- **Aim**
Identify the lines holding "make" and copy them.

[Dataset entries]
⟨
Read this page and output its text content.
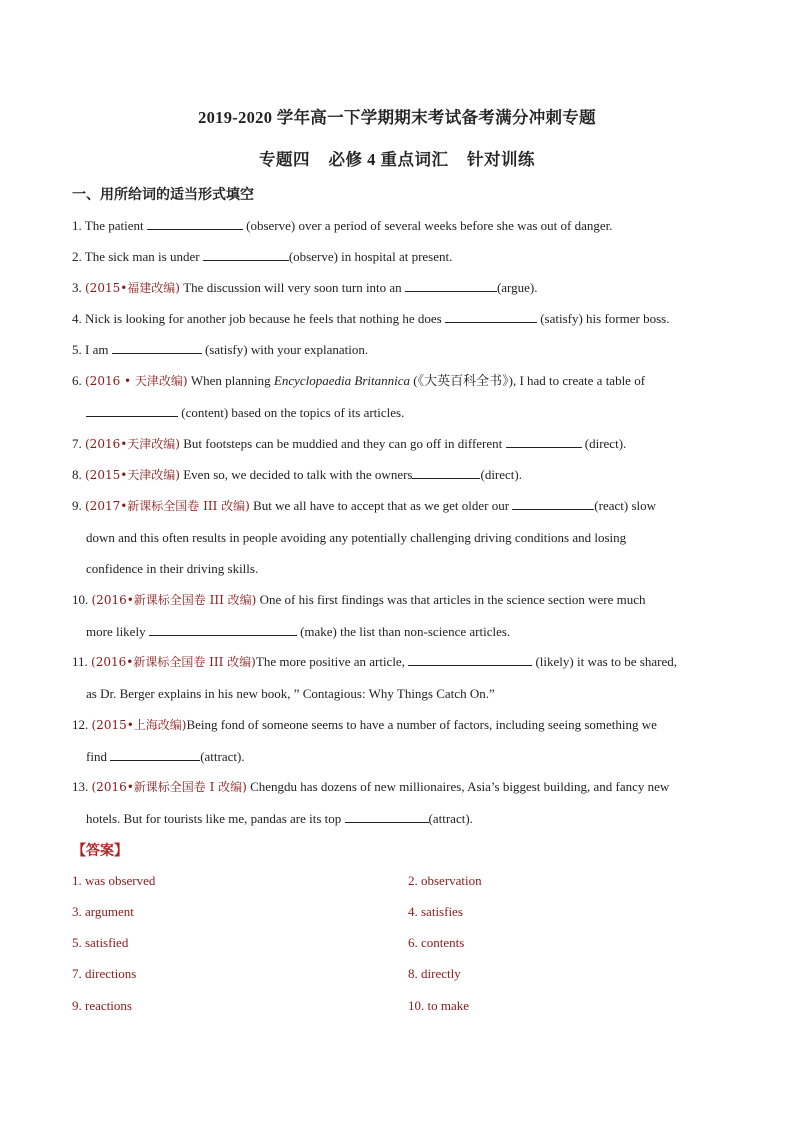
2019-2020 学年高一下学期期末考试备考满分冲刺专题
专题四    必修 4 重点词汇    针对训练
一、用所给词的适当形式填空
1. The patient	(observe) over a period of several weeks before she was out of danger.
2. The sick man is under	(observe) in hospital at present.
3. (2015•福建改编) The discussion will very soon turn into an	(argue).
4. Nick is looking for another job because he feels that nothing he does	(satisfy) his former boss.
5. I am	(satisfy) with your explanation.
6. (2016 • 天津改编) When planning Encyclopaedia Britannica (《大英百科全书》), I had to create a table of
(content) based on the topics of its articles.
7. (2016•天津改编) But footsteps can be muddied and they can go off in different	(direct).
8. (2015•天津改编) Even so, we decided to talk with the owners	(direct).
9. (2017•新课标全国卷 III 改编) But we all have to accept that as we get older our	(react) slow
down and this often results in people avoiding any potentially challenging driving conditions and losing
confidence in their driving skills.
10. (2016•新课标全国卷 III 改编) One of his first findings was that articles in the science section were much
more likely	(make) the list than non-science articles.
11. (2016•新课标全国卷 III 改编)The more positive an article,	(likely) it was to be shared,
as Dr. Berger explains in his new book, ” Contagious: Why Things Catch On.”
12. (2015•上海改编)Being fond of someone seems to have a number of factors, including seeing something we
find	(attract).
13. (2016•新课标全国卷 I 改编) Chengdu has dozens of new millionaires, Asia’s biggest building, and fancy new
hotels. But for tourists like me, pandas are its top	(attract).
【答案】
1. was observed	2. observation
3. argument	4. satisfies
5. satisfied	6. contents
7. directions	8. directly
9. reactions	10. to make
⟩
- **Full output**
more likely	(make) the list than non-science articles.
9. reactions	10. to make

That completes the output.